Give back exactly the lines from the "Output the text content of this document." line to the final line of the records, and only those, minus any pictures.

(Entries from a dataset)
---+---

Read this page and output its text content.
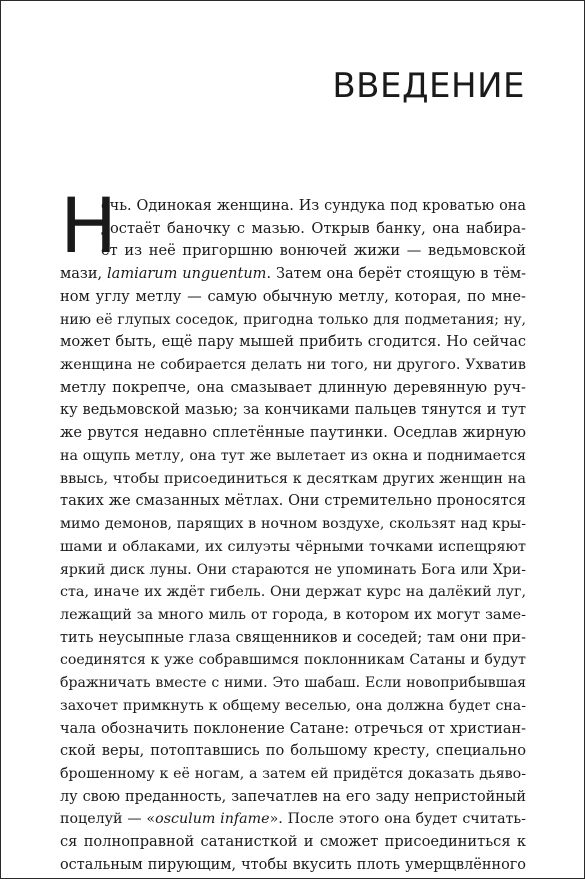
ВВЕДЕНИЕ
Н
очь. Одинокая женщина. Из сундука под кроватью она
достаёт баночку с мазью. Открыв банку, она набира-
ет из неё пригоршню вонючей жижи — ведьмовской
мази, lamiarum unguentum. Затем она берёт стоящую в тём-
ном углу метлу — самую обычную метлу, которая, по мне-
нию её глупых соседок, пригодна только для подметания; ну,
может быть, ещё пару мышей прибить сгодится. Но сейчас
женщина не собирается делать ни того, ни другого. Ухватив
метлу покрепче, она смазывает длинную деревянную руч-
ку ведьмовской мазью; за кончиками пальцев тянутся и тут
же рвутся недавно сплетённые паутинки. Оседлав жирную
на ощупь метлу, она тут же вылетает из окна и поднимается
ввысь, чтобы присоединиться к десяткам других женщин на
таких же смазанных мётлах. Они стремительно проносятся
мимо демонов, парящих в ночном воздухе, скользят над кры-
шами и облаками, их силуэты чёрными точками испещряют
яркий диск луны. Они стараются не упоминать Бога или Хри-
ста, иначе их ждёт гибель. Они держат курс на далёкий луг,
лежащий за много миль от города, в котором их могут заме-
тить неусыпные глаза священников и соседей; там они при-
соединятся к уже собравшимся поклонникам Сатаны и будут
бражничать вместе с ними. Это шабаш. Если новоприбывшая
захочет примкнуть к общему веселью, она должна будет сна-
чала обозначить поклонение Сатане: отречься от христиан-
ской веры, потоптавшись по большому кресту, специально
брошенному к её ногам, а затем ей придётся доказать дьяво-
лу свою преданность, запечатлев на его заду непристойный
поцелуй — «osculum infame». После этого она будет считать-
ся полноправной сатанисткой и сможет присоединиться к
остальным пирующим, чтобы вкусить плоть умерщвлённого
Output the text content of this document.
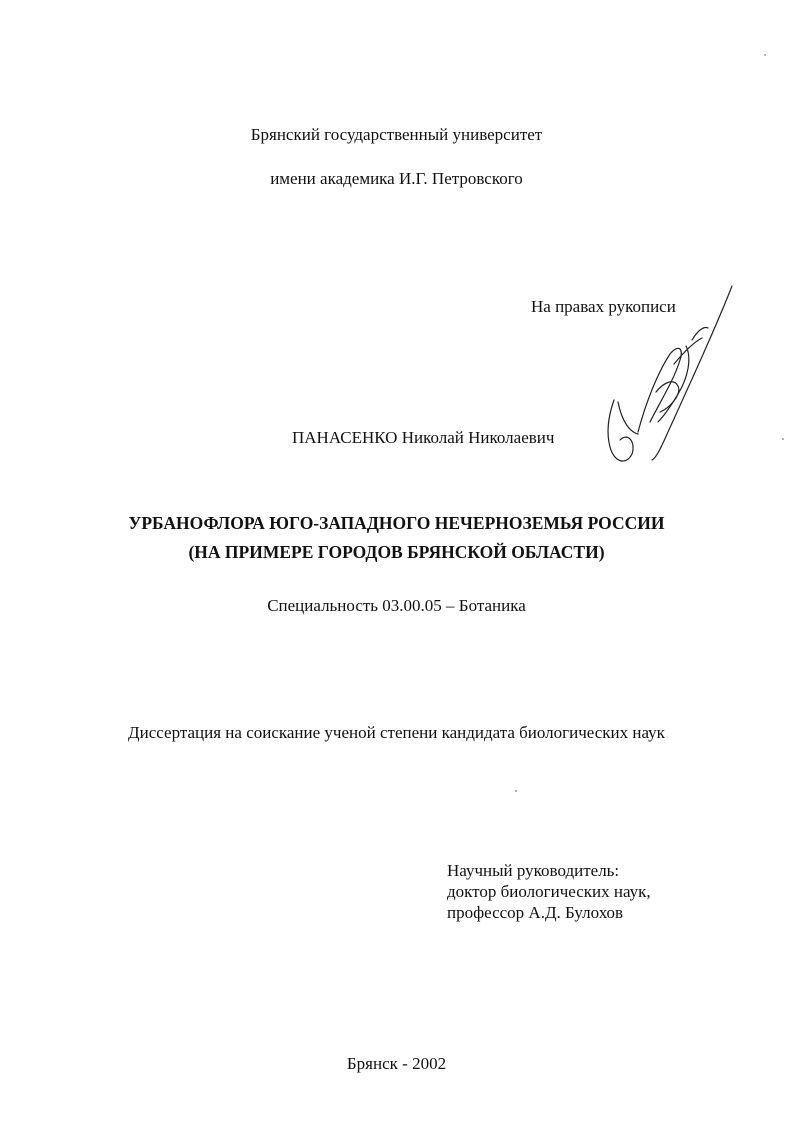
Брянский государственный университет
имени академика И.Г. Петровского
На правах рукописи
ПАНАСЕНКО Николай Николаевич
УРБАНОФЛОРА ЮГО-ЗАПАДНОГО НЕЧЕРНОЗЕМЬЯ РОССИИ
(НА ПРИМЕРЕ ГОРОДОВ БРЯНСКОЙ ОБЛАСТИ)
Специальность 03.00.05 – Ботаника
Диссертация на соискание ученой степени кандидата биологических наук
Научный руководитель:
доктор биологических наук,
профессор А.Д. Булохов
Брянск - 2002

---+---

▶ Output of the exercise:
Output the text content of this document.
Брянский государственный университет
имени академика И.Г. Петровского
На правах рукописи
ПАНАСЕНКО Николай Николаевич
УРБАНОФЛОРА ЮГО-ЗАПАДНОГО НЕЧЕРНОЗЕМЬЯ РОССИИ
(НА ПРИМЕРЕ ГОРОДОВ БРЯНСКОЙ ОБЛАСТИ)
Специальность 03.00.05 – Ботаника
Диссертация на соискание ученой степени кандидата биологических наук
Научный руководитель:
доктор биологических наук,
профессор А.Д. Булохов
Брянск - 2002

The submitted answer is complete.